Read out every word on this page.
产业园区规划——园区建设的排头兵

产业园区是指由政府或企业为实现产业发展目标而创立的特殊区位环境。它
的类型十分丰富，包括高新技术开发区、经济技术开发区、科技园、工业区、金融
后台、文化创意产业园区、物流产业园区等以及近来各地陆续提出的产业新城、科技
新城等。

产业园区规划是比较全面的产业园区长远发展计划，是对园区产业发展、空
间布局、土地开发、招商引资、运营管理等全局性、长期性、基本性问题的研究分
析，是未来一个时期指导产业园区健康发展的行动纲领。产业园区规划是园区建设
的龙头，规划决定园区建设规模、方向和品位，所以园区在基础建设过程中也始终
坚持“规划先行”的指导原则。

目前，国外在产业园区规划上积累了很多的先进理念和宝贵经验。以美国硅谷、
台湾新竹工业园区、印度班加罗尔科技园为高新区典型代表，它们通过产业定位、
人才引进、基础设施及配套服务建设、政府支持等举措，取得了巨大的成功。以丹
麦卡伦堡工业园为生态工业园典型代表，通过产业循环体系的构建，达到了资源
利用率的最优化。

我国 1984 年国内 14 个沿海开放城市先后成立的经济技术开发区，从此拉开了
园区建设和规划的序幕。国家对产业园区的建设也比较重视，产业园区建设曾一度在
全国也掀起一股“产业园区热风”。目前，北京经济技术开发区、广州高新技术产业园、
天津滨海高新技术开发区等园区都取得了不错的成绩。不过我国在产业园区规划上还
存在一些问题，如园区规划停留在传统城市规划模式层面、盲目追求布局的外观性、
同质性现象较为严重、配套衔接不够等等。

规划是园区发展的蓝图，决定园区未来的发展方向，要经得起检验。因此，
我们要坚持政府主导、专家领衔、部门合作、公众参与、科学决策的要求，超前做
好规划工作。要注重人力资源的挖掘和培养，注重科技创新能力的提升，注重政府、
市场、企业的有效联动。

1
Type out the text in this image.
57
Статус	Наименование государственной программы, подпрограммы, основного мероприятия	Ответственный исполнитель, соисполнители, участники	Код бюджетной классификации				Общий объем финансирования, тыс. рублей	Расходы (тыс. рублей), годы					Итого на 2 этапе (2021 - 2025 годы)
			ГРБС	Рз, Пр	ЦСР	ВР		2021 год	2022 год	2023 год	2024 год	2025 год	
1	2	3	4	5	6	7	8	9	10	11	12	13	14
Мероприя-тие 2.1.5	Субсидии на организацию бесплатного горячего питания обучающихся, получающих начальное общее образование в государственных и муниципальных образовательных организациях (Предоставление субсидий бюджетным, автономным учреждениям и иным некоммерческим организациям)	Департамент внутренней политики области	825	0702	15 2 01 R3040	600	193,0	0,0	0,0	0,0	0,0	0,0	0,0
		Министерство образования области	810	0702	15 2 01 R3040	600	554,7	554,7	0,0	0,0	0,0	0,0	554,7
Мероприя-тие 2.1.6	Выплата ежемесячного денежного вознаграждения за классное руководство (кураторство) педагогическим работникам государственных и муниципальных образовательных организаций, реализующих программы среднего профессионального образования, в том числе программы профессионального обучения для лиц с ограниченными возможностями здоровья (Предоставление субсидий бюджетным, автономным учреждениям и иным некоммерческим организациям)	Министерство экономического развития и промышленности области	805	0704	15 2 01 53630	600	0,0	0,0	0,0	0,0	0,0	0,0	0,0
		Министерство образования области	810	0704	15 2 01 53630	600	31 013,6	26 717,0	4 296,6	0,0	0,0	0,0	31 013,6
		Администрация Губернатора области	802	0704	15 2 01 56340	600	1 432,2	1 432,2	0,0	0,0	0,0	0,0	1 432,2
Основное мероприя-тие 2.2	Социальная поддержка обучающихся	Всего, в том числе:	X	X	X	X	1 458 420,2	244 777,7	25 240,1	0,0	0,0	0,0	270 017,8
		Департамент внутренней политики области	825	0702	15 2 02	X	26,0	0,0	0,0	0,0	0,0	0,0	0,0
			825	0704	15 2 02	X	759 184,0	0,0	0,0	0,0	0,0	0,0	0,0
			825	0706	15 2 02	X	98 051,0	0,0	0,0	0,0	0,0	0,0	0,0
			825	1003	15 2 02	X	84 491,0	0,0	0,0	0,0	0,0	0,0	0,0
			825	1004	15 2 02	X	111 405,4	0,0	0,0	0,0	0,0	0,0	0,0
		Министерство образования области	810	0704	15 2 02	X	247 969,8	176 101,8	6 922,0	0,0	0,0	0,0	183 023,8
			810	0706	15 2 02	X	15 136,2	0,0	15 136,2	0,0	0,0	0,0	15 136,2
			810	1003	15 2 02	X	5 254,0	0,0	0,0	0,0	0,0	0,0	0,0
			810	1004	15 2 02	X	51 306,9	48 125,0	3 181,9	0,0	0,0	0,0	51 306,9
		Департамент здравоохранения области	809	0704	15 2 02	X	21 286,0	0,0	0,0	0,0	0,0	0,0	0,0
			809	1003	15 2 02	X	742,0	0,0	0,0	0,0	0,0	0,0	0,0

**AIM:** Of all the lines in the data above, state how many include "внутренней". Say only the number.

**THE ANSWER:** 2